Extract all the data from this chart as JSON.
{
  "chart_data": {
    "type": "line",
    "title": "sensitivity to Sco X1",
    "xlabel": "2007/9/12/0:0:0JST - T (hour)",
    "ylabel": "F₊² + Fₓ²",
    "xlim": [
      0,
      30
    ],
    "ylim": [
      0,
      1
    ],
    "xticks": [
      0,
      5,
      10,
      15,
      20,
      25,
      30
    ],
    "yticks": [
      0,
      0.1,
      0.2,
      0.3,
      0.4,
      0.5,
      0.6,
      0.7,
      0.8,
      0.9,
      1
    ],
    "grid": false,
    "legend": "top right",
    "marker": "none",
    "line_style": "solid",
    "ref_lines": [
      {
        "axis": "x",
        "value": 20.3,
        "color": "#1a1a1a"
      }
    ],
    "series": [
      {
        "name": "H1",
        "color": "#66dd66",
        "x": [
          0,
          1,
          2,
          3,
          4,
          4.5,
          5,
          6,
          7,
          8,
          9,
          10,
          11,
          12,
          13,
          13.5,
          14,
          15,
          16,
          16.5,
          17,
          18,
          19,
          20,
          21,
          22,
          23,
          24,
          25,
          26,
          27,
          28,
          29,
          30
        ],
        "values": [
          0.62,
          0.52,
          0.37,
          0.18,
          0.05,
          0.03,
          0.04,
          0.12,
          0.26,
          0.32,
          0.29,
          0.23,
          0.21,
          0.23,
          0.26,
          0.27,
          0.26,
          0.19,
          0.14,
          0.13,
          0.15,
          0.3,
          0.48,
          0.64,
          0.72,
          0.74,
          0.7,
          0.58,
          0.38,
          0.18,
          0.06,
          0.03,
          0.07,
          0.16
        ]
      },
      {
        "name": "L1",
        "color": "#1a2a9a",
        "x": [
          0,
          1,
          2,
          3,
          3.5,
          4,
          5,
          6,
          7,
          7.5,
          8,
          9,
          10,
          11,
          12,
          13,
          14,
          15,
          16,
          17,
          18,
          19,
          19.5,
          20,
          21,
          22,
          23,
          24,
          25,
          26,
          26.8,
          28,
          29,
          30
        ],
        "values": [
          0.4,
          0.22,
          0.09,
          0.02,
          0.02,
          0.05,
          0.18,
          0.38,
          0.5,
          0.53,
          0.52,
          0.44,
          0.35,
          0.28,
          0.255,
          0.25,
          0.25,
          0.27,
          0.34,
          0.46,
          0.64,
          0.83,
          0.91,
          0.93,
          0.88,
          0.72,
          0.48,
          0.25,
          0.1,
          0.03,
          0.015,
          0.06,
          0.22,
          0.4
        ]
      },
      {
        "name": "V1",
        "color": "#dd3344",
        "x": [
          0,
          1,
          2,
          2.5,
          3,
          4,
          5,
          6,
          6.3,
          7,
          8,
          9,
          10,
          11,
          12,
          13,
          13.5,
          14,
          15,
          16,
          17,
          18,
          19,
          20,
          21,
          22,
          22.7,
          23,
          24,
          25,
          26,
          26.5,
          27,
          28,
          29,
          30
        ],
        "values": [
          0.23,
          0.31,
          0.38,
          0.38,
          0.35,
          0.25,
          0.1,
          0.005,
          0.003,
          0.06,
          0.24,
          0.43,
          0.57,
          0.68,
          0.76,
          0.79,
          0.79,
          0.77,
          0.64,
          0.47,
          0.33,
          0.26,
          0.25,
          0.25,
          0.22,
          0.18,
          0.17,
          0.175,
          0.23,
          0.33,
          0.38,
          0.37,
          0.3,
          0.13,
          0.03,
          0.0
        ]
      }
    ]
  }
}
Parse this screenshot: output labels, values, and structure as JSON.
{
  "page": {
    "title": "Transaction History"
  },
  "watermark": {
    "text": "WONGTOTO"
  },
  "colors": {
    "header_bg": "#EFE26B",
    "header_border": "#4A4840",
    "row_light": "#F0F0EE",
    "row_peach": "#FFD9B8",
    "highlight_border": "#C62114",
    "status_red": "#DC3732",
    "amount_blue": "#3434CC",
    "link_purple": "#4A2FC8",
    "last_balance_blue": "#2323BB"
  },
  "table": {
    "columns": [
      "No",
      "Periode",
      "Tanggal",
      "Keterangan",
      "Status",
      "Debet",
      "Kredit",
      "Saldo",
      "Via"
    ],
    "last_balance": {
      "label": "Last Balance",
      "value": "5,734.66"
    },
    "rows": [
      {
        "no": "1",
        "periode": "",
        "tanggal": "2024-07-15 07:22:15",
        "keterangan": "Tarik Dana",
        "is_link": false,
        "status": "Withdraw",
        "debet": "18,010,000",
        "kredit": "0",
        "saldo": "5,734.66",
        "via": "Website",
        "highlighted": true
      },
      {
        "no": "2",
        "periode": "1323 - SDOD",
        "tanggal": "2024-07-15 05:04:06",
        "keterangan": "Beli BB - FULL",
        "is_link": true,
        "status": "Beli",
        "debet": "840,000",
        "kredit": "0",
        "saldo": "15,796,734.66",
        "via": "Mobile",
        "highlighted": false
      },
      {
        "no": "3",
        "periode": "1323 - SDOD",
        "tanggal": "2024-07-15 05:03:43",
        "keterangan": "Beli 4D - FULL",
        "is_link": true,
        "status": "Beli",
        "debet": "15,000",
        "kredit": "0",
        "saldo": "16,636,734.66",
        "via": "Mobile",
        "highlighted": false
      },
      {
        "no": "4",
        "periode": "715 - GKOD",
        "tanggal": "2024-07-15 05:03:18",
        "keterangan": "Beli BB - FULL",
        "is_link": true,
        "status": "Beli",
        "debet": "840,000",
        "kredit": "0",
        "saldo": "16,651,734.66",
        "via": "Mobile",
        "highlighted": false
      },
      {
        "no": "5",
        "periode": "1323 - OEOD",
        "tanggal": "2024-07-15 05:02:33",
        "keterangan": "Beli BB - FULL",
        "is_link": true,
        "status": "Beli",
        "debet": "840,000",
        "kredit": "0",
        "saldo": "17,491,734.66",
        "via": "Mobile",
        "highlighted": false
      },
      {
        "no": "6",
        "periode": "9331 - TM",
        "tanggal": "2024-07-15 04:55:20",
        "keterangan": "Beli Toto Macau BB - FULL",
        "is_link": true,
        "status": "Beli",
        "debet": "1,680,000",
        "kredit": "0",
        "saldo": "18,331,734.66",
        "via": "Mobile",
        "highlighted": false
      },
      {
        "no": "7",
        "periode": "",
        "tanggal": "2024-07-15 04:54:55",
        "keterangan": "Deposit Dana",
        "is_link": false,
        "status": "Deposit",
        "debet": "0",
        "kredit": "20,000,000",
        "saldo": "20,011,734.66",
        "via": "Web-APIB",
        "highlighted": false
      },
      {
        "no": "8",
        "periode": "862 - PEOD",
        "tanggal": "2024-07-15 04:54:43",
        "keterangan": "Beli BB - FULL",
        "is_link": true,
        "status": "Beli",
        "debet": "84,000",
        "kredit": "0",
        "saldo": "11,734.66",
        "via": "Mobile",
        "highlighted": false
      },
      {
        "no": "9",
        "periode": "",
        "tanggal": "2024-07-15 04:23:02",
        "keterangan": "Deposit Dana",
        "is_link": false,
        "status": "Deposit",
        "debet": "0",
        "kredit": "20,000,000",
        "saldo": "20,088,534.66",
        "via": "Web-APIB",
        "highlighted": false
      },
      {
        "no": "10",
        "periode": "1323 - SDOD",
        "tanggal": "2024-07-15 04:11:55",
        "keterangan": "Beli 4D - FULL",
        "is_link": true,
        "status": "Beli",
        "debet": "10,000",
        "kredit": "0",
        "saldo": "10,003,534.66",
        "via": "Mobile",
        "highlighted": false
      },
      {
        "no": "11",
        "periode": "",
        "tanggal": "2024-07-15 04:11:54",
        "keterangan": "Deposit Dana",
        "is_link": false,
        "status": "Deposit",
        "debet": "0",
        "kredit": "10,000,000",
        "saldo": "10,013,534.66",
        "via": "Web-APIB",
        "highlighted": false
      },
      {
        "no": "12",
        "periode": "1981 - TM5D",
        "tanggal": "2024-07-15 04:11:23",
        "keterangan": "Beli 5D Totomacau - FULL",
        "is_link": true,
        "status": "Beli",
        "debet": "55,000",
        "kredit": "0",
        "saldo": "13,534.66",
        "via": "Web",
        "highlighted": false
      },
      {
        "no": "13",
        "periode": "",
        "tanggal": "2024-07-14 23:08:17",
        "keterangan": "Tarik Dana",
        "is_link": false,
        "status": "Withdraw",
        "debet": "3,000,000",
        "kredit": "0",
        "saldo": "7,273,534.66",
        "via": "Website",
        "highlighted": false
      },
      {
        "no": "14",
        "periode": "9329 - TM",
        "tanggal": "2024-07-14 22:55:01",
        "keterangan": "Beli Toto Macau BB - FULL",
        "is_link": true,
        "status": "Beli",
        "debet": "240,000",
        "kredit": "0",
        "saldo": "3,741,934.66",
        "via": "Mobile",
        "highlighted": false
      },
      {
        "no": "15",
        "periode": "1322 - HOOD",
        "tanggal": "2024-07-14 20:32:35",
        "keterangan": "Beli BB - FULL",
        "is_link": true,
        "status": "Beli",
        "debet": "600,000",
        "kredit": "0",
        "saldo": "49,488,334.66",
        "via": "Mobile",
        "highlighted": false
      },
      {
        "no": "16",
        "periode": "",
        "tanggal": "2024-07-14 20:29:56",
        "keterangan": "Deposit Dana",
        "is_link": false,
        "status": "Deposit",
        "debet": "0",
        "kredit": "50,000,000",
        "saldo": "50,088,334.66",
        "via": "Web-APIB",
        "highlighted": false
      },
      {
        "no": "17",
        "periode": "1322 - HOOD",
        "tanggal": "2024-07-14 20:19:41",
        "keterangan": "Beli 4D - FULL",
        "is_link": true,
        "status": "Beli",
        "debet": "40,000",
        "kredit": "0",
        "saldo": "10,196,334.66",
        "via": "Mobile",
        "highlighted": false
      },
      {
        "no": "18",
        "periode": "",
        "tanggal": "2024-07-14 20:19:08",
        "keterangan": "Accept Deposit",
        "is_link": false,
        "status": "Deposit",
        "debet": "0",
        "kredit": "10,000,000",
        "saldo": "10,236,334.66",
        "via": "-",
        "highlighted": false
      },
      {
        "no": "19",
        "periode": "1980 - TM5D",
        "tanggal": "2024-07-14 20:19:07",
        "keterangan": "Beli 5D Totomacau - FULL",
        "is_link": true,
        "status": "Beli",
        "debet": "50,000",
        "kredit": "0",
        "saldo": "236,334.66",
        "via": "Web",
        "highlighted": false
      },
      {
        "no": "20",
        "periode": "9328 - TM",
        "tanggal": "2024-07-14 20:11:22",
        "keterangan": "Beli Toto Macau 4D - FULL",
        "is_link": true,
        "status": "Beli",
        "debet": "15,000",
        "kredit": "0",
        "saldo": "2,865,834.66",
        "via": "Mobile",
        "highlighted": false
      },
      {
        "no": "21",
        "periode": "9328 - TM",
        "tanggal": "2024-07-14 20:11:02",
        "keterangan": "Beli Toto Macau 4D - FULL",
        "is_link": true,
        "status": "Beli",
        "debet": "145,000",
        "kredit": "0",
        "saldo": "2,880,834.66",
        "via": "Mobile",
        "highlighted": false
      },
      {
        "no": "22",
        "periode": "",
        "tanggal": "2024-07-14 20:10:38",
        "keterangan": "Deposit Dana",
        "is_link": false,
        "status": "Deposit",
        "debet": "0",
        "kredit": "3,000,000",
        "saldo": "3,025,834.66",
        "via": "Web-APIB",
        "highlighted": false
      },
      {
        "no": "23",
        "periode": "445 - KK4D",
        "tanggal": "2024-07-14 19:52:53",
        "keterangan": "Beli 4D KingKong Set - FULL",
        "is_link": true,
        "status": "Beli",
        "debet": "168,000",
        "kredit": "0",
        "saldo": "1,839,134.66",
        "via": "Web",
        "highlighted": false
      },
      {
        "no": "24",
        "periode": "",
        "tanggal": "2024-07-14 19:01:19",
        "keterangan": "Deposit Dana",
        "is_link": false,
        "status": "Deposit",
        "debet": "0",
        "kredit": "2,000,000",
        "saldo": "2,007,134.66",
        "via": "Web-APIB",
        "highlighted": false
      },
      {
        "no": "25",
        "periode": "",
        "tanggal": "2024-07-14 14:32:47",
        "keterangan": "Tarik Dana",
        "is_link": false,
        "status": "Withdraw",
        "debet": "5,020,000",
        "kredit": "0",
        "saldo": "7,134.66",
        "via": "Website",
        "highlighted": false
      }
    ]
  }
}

» **Exercise directions**
Copy every line in the listing above where the string "JSON" turns up.

» **Written solution**
Extract all the data from this chart as JSON.
Parse this screenshot: output labels, values, and structure as JSON.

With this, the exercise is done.